Listing:
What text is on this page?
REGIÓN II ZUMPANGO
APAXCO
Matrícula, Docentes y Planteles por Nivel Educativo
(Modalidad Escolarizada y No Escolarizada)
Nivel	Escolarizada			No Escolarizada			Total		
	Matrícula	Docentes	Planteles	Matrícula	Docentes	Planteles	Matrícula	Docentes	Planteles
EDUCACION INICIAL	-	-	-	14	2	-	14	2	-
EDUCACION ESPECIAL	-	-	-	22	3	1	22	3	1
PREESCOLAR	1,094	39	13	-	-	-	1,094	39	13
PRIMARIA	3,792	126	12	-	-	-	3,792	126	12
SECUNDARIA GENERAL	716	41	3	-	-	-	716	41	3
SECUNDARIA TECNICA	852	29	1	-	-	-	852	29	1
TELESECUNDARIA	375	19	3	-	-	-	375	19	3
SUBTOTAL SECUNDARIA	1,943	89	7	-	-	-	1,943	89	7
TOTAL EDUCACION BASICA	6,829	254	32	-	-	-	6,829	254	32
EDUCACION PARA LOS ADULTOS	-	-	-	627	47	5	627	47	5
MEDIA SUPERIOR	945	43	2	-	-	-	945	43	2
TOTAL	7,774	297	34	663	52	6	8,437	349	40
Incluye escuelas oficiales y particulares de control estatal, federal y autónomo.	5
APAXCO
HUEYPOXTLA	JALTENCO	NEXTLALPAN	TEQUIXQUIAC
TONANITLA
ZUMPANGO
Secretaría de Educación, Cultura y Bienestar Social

Given instruction:
Select all lines in the listing that include the word "EDUCACION".

Correct output:
EDUCACION INICIAL	-	-	-	14	2	-	14	2	-
EDUCACION ESPECIAL	-	-	-	22	3	1	22	3	1
TOTAL EDUCACION BASICA	6,829	254	32	-	-	-	6,829	254	32
EDUCACION PARA LOS ADULTOS	-	-	-	627	47	5	627	47	5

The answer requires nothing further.